> [What is asked]: Gather all lines with "right" from the records.
+ + + + +
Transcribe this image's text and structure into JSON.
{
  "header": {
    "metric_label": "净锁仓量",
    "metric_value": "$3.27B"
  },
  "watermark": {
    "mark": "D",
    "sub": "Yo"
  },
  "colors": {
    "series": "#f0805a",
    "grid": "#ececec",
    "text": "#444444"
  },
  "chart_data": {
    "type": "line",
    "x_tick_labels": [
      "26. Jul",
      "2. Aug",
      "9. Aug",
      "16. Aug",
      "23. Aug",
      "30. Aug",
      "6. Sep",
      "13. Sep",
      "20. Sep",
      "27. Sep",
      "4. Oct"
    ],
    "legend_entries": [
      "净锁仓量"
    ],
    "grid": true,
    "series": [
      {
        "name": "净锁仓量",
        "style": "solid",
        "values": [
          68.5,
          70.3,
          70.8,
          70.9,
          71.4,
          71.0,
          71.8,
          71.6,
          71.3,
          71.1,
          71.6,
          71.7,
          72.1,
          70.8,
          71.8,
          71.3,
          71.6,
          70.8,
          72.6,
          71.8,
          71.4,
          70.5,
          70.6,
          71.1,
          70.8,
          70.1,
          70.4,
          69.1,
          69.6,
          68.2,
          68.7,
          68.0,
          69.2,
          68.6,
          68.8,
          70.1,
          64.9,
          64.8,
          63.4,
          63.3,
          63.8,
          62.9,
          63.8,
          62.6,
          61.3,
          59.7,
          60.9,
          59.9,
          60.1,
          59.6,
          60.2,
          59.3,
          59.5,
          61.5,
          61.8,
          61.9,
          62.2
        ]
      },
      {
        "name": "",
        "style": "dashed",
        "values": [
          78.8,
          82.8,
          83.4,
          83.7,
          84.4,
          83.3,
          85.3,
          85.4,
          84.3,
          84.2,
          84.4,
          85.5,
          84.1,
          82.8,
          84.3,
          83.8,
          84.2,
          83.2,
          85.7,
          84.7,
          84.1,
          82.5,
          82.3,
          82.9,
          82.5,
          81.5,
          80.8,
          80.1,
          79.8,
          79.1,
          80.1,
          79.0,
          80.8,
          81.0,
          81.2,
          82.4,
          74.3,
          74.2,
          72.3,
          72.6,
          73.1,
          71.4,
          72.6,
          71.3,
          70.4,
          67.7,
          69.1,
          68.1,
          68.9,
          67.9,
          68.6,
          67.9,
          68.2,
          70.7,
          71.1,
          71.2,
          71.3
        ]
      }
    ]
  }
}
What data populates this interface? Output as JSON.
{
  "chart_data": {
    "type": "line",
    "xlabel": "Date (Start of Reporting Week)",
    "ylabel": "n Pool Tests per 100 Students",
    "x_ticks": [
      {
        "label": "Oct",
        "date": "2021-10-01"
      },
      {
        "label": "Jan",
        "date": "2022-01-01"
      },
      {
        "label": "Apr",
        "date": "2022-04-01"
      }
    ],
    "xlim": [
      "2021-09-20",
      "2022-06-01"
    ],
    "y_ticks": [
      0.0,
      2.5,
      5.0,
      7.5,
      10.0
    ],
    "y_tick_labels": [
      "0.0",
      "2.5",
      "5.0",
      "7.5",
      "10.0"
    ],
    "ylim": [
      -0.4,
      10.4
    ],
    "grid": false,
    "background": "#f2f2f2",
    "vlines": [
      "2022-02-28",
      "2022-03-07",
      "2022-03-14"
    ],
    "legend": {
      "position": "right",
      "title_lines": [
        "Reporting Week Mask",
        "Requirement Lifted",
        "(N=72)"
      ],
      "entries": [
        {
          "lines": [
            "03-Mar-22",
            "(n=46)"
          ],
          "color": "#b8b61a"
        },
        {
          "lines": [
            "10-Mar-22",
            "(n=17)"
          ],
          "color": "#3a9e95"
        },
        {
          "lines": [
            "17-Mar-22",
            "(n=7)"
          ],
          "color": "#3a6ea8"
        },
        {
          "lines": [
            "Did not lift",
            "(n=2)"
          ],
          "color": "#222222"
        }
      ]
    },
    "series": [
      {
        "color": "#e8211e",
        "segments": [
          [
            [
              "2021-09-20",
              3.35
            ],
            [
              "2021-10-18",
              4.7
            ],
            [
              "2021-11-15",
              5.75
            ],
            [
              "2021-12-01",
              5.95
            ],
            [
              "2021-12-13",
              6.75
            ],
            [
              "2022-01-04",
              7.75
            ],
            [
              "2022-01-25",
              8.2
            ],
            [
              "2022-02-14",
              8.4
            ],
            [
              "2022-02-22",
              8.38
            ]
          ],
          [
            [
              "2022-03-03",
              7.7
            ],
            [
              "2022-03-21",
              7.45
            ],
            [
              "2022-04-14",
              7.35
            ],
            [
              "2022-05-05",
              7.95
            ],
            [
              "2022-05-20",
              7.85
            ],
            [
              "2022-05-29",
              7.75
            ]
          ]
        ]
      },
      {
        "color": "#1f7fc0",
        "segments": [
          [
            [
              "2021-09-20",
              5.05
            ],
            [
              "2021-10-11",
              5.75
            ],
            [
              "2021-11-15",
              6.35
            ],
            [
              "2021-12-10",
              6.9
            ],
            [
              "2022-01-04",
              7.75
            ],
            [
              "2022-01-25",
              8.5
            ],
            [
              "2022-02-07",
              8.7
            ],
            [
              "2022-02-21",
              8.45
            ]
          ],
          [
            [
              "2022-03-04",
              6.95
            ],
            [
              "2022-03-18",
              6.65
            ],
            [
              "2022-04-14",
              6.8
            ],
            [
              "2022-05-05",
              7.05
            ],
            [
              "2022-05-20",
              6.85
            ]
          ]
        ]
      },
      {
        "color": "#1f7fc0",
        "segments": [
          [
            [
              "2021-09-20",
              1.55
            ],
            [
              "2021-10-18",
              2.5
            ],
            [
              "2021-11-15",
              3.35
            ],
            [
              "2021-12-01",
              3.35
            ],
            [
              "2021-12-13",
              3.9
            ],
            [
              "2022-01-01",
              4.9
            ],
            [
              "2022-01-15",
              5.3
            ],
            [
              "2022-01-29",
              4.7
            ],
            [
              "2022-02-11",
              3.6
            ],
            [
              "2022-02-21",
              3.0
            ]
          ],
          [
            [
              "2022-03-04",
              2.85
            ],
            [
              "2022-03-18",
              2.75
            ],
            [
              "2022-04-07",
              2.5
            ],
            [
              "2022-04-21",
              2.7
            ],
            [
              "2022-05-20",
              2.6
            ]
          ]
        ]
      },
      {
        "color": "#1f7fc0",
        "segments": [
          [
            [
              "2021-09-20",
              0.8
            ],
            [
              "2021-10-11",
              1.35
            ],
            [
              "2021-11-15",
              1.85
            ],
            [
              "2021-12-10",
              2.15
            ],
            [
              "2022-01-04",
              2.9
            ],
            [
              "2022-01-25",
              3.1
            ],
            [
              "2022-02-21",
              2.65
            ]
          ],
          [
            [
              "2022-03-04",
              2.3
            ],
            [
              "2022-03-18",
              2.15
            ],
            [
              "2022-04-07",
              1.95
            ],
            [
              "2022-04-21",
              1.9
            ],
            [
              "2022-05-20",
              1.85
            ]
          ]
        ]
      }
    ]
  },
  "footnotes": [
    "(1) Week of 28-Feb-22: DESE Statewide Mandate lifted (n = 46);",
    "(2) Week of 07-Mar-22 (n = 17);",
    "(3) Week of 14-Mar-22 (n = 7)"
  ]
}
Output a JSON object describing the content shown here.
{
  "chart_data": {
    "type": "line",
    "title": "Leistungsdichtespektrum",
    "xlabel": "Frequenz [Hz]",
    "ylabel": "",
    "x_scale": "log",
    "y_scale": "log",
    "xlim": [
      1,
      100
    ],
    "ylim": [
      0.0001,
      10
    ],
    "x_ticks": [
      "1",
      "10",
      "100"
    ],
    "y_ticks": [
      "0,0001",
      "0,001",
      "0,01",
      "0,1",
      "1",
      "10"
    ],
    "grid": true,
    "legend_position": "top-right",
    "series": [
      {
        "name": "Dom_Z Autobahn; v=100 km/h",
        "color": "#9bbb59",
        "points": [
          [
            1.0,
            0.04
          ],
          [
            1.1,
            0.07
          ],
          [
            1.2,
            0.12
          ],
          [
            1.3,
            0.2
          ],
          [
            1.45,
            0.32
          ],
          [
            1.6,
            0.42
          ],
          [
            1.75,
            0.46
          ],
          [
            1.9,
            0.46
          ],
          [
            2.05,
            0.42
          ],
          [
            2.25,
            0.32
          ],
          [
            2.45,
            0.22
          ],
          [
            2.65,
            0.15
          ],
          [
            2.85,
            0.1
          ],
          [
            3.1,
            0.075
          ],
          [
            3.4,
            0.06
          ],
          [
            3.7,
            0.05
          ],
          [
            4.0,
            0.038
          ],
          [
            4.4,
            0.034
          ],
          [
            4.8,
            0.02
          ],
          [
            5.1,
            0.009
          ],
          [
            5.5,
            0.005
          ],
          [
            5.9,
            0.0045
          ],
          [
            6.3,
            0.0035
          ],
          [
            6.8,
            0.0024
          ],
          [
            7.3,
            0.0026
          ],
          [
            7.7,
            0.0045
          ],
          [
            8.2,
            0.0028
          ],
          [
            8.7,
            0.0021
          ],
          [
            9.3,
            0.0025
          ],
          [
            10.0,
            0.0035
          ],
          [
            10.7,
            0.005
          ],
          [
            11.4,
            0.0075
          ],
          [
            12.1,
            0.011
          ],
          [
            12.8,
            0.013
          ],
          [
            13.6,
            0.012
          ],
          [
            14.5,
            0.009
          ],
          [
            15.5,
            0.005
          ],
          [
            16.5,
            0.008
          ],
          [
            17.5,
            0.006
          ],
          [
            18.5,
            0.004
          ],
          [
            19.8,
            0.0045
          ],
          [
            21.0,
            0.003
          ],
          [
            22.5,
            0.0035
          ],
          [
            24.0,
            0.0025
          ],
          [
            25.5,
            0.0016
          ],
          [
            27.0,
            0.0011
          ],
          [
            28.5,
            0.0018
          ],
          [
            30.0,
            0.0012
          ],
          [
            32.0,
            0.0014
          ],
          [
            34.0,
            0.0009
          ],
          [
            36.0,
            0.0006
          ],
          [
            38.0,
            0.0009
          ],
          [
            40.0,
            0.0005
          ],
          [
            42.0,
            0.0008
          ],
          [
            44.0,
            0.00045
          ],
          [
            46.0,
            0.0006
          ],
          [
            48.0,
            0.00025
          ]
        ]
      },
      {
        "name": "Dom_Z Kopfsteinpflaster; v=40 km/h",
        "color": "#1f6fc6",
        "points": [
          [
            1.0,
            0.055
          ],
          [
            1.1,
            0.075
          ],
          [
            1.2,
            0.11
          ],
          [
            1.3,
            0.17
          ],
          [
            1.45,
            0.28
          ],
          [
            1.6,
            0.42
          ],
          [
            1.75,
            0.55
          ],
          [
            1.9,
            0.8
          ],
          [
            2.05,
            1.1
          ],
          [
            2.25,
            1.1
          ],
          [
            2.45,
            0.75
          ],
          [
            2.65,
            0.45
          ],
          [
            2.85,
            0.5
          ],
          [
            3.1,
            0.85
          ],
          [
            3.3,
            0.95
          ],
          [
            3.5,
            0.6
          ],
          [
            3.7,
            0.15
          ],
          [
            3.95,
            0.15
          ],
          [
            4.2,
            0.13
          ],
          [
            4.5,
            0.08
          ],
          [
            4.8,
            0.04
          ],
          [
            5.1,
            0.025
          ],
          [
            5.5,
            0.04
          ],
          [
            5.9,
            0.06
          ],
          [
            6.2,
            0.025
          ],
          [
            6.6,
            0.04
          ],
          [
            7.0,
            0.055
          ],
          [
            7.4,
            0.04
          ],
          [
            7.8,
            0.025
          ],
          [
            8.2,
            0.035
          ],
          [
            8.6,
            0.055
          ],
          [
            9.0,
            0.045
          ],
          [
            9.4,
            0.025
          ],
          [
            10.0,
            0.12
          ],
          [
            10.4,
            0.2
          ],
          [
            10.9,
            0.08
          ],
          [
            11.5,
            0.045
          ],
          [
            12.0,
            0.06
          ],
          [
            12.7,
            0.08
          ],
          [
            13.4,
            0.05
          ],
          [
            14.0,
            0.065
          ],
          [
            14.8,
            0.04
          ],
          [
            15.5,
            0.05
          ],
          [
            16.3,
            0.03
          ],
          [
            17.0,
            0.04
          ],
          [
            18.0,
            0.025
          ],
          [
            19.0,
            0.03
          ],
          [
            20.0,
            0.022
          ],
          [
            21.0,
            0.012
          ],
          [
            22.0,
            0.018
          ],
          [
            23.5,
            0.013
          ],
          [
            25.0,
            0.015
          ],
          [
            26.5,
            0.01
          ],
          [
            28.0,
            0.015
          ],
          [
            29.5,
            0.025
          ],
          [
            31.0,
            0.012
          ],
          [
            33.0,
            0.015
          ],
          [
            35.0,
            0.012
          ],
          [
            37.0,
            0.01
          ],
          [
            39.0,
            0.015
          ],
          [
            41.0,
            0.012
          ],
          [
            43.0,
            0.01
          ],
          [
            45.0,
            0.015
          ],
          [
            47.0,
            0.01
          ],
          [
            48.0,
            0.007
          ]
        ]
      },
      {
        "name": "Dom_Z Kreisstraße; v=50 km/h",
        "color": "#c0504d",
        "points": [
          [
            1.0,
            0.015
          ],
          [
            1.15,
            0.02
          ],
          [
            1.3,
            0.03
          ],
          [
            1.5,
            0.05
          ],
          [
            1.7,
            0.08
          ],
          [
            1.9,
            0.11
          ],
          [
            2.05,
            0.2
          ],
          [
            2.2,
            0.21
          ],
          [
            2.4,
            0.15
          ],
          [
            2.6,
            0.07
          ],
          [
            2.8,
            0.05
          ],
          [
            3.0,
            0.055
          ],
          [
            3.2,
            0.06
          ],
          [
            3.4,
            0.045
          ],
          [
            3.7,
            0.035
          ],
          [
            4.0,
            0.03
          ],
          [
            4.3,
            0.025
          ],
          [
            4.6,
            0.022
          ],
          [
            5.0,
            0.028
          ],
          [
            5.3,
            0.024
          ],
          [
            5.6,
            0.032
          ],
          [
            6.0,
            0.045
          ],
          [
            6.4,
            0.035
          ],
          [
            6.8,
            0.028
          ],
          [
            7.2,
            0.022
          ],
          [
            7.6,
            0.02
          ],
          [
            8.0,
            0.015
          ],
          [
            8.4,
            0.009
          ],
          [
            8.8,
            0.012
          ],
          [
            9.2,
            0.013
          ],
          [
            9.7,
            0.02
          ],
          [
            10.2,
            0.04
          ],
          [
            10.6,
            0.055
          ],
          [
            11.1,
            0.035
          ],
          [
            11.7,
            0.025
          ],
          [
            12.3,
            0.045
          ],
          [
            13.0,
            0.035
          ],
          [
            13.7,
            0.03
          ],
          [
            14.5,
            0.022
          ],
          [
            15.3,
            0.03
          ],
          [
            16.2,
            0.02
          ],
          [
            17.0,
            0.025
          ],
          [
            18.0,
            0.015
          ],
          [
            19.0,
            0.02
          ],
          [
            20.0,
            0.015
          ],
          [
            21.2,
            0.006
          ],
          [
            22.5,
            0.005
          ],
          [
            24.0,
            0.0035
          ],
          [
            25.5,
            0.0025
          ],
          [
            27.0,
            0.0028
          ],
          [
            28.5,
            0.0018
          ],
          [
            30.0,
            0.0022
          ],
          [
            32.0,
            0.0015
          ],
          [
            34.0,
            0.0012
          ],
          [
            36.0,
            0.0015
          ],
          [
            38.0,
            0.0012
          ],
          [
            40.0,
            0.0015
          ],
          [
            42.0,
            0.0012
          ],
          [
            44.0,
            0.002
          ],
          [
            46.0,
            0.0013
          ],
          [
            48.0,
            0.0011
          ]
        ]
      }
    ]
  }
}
+ + + + +
> [Result for this task]:
      "position": "right",
    "legend_position": "top-right",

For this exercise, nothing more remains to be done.